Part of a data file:

****************************************

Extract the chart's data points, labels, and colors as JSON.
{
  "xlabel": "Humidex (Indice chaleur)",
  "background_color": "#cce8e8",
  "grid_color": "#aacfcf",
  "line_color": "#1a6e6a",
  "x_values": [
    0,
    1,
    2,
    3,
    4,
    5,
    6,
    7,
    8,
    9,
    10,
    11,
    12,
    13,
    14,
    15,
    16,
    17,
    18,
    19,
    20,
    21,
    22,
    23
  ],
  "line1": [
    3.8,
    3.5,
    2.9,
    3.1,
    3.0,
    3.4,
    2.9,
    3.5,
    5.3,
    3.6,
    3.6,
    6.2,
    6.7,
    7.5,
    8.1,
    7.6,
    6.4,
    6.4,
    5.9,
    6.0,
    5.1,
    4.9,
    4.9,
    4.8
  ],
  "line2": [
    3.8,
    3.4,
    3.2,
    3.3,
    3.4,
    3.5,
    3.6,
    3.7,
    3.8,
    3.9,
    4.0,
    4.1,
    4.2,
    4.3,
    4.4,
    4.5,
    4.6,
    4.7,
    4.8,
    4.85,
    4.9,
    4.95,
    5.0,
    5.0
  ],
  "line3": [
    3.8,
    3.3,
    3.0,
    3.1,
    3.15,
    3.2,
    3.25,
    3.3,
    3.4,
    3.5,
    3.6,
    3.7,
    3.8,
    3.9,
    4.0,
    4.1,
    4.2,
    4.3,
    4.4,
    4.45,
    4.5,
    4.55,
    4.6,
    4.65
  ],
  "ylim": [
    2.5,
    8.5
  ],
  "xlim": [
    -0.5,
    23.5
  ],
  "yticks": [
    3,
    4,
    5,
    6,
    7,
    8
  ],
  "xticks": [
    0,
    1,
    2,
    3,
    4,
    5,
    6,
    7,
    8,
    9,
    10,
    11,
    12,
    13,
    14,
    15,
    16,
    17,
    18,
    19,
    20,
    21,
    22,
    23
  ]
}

****************************************

» **What needs to be done**: Return the whole listing exactly.

» **Output for this exercise**:
Extract the chart's data points, labels, and colors as JSON.
{
  "xlabel": "Humidex (Indice chaleur)",
  "background_color": "#cce8e8",
  "grid_color": "#aacfcf",
  "line_color": "#1a6e6a",
  "x_values": [
    0,
    1,
    2,
    3,
    4,
    5,
    6,
    7,
    8,
    9,
    10,
    11,
    12,
    13,
    14,
    15,
    16,
    17,
    18,
    19,
    20,
    21,
    22,
    23
  ],
  "line1": [
    3.8,
    3.5,
    2.9,
    3.1,
    3.0,
    3.4,
    2.9,
    3.5,
    5.3,
    3.6,
    3.6,
    6.2,
    6.7,
    7.5,
    8.1,
    7.6,
    6.4,
    6.4,
    5.9,
    6.0,
    5.1,
    4.9,
    4.9,
    4.8
  ],
  "line2": [
    3.8,
    3.4,
    3.2,
    3.3,
    3.4,
    3.5,
    3.6,
    3.7,
    3.8,
    3.9,
    4.0,
    4.1,
    4.2,
    4.3,
    4.4,
    4.5,
    4.6,
    4.7,
    4.8,
    4.85,
    4.9,
    4.95,
    5.0,
    5.0
  ],
  "line3": [
    3.8,
    3.3,
    3.0,
    3.1,
    3.15,
    3.2,
    3.25,
    3.3,
    3.4,
    3.5,
    3.6,
    3.7,
    3.8,
    3.9,
    4.0,
    4.1,
    4.2,
    4.3,
    4.4,
    4.45,
    4.5,
    4.55,
    4.6,
    4.65
  ],
  "ylim": [
    2.5,
    8.5
  ],
  "xlim": [
    -0.5,
    23.5
  ],
  "yticks": [
    3,
    4,
    5,
    6,
    7,
    8
  ],
  "xticks": [
    0,
    1,
    2,
    3,
    4,
    5,
    6,
    7,
    8,
    9,
    10,
    11,
    12,
    13,
    14,
    15,
    16,
    17,
    18,
    19,
    20,
    21,
    22,
    23
  ]
}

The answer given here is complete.